Goal: Which lines of the records contain "immobilier"? Collect every one of them.

Supplied records:

#####

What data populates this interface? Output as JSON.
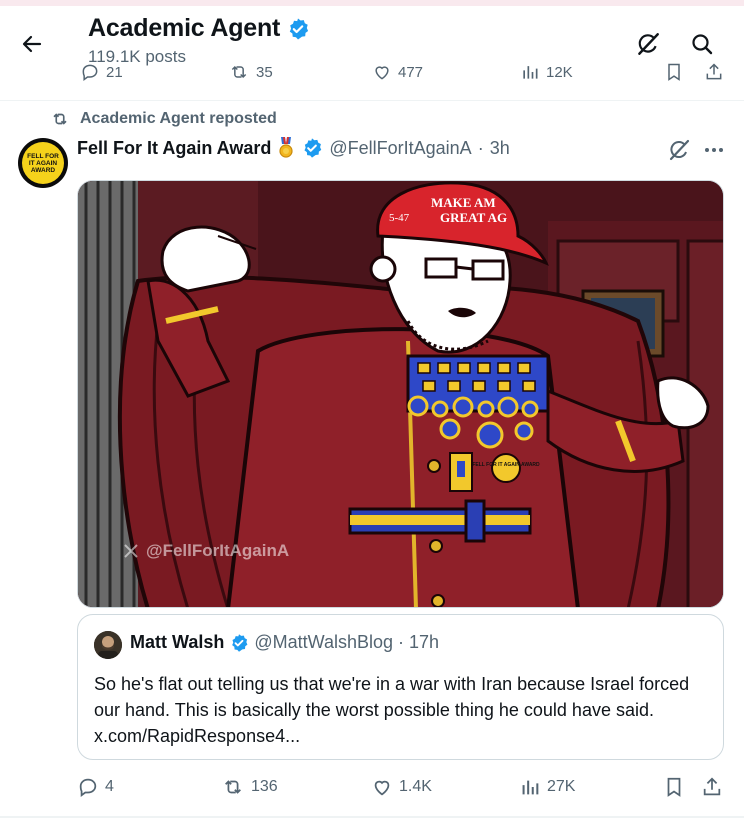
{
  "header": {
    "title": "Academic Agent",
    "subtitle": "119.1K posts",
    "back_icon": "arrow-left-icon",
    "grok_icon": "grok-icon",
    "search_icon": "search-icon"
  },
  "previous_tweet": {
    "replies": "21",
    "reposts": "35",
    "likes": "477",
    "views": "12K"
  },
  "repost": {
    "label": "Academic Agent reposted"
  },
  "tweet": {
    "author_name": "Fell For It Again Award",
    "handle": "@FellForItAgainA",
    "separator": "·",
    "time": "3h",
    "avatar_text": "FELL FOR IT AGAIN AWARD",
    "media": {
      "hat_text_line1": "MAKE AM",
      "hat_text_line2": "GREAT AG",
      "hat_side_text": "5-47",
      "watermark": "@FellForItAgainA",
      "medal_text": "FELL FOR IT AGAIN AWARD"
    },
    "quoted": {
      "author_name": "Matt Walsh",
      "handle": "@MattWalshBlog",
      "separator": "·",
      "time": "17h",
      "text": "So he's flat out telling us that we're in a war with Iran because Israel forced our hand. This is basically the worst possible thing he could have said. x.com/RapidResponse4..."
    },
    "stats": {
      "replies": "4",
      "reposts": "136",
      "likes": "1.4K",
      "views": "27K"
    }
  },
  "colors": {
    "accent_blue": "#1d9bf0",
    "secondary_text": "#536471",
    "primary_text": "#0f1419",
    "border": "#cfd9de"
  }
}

#####

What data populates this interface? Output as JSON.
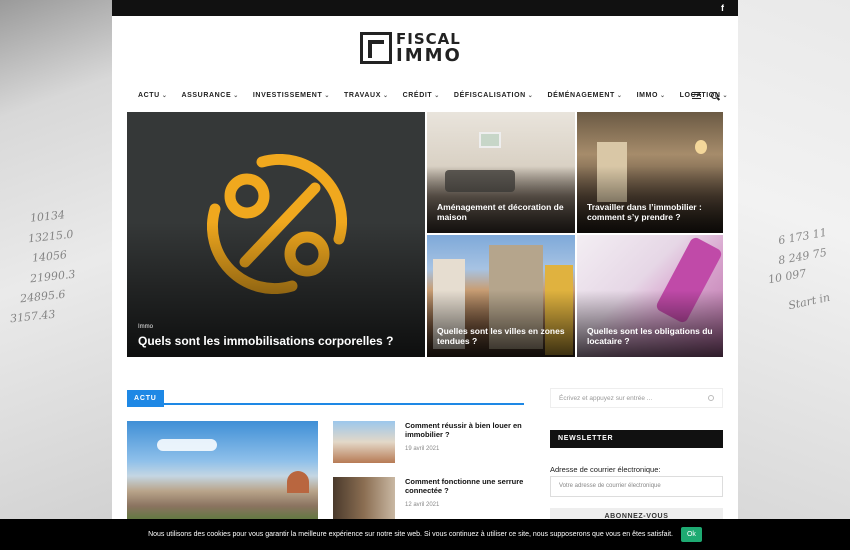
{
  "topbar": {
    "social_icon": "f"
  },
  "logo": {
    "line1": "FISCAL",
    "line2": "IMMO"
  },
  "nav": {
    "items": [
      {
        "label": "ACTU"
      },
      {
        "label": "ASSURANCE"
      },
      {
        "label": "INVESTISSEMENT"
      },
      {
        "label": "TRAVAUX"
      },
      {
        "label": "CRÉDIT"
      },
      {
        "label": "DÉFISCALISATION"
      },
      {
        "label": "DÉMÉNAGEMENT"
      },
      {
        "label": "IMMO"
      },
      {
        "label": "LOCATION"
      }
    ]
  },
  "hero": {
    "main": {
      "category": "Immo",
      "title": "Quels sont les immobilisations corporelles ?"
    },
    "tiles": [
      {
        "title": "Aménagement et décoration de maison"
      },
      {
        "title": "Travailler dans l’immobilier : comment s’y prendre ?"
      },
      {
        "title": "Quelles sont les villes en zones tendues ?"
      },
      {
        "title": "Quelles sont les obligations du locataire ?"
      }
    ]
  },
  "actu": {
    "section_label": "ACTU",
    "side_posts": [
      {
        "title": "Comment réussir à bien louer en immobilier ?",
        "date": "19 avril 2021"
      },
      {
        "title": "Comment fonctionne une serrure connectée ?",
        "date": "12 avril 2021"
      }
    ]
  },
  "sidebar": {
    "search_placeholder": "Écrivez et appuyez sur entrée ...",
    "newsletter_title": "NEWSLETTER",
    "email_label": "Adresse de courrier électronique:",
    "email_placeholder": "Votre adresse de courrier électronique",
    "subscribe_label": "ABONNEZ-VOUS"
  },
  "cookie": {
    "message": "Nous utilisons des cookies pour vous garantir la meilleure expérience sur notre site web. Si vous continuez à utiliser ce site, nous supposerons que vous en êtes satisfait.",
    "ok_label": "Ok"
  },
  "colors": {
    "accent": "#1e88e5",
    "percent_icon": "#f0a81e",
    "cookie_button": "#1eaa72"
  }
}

#####

Exercise answer:
        "title": "Travailler dans l’immobilier : comment s’y prendre ?"
        "title": "Comment réussir à bien louer en immobilier ?",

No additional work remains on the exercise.